### [EXERCISE INPUT]
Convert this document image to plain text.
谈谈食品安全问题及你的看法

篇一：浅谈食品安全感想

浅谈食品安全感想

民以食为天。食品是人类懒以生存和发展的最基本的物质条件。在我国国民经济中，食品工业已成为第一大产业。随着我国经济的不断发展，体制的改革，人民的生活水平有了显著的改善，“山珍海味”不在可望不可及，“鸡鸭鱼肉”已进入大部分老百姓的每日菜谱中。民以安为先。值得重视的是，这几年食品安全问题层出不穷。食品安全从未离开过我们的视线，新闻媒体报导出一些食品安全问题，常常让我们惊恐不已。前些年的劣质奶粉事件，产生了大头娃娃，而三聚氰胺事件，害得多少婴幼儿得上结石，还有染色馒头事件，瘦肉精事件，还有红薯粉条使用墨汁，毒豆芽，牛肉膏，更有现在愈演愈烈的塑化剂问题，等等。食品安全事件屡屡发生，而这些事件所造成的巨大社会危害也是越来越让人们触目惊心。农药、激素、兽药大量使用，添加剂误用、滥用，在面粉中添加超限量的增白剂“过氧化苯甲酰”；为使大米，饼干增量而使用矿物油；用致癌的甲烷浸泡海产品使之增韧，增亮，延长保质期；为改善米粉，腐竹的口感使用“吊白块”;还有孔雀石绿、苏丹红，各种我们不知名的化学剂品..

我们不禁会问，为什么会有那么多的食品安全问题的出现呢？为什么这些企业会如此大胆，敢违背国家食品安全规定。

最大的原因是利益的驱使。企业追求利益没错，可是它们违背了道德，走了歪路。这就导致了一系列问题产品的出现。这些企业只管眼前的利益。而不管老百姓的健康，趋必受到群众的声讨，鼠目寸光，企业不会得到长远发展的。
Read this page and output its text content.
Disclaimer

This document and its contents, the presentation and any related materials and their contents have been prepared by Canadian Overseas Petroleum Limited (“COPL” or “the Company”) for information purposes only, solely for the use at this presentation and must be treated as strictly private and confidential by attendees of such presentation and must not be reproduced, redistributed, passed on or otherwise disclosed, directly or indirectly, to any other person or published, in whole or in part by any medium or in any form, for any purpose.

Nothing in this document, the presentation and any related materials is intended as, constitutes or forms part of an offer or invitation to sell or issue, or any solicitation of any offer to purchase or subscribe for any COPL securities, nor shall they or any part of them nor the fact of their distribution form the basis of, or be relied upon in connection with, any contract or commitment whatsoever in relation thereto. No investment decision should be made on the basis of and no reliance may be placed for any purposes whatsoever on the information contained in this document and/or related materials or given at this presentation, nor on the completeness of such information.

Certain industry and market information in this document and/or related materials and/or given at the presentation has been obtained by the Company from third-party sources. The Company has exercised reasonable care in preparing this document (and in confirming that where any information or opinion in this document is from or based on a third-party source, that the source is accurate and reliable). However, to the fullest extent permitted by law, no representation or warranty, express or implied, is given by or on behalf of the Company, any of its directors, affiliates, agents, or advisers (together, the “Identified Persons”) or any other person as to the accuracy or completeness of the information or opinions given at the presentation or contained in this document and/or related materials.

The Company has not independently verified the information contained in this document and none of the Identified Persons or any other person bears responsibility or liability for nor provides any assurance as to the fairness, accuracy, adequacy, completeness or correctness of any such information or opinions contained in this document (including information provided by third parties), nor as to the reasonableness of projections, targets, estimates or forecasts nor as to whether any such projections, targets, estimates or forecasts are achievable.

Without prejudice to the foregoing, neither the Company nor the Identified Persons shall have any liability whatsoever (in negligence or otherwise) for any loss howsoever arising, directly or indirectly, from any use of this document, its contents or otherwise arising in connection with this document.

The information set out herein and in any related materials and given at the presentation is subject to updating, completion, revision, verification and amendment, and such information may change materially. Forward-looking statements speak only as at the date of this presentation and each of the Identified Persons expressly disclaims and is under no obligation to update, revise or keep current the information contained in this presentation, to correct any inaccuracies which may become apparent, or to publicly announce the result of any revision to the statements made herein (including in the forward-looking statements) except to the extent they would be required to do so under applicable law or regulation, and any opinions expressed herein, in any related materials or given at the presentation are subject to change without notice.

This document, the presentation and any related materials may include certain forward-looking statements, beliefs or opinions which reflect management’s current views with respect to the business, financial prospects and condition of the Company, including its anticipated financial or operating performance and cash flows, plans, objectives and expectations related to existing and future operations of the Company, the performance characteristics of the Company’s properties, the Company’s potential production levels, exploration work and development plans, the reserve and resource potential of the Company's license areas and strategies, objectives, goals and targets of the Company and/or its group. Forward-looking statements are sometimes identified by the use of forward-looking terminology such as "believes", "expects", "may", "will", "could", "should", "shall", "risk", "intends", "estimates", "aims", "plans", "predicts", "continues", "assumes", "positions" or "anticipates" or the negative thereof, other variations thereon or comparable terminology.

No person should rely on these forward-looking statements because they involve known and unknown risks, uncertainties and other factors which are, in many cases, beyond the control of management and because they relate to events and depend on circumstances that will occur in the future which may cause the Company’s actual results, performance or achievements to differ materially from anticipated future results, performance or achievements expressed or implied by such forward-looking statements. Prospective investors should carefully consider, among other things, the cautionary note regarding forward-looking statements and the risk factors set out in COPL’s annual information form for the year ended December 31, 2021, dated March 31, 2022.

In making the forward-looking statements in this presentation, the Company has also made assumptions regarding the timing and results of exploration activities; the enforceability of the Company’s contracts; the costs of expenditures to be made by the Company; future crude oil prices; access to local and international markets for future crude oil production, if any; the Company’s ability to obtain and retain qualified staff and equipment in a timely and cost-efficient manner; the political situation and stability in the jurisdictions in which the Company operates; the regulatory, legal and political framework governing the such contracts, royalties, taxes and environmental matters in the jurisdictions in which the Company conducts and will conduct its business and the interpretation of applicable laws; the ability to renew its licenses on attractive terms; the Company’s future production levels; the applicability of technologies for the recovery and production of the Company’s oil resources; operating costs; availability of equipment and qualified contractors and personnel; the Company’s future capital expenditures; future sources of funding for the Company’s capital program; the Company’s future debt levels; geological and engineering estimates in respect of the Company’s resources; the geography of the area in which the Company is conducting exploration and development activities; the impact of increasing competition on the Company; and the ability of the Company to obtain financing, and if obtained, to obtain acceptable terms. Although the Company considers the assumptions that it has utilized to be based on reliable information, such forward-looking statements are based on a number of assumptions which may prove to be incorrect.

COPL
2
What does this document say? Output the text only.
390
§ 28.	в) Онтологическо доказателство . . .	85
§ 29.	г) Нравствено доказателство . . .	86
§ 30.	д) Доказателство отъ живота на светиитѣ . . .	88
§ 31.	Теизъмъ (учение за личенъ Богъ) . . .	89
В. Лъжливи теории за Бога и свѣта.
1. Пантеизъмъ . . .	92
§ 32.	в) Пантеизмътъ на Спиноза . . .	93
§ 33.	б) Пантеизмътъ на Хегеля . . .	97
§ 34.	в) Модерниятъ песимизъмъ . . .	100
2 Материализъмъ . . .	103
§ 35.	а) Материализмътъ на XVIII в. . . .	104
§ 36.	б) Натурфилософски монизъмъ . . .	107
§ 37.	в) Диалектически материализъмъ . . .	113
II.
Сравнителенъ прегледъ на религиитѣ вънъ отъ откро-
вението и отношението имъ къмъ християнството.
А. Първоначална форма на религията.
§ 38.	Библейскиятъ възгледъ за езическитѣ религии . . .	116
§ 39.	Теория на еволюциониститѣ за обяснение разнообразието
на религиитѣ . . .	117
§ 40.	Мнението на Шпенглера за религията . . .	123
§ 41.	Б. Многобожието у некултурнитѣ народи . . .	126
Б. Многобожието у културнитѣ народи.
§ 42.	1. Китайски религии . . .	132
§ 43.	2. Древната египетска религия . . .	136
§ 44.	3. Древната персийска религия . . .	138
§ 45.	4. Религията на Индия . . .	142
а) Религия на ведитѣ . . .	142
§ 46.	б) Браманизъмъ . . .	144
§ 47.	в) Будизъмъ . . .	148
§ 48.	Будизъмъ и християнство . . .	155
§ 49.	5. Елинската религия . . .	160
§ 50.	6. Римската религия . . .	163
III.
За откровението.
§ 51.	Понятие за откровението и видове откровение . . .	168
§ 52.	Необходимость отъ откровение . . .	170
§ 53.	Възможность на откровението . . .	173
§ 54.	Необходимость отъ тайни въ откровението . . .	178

### [AIM]
Count the lines of the material that include the word "directly", then report only the total.

### [FINAL ANSWER]
2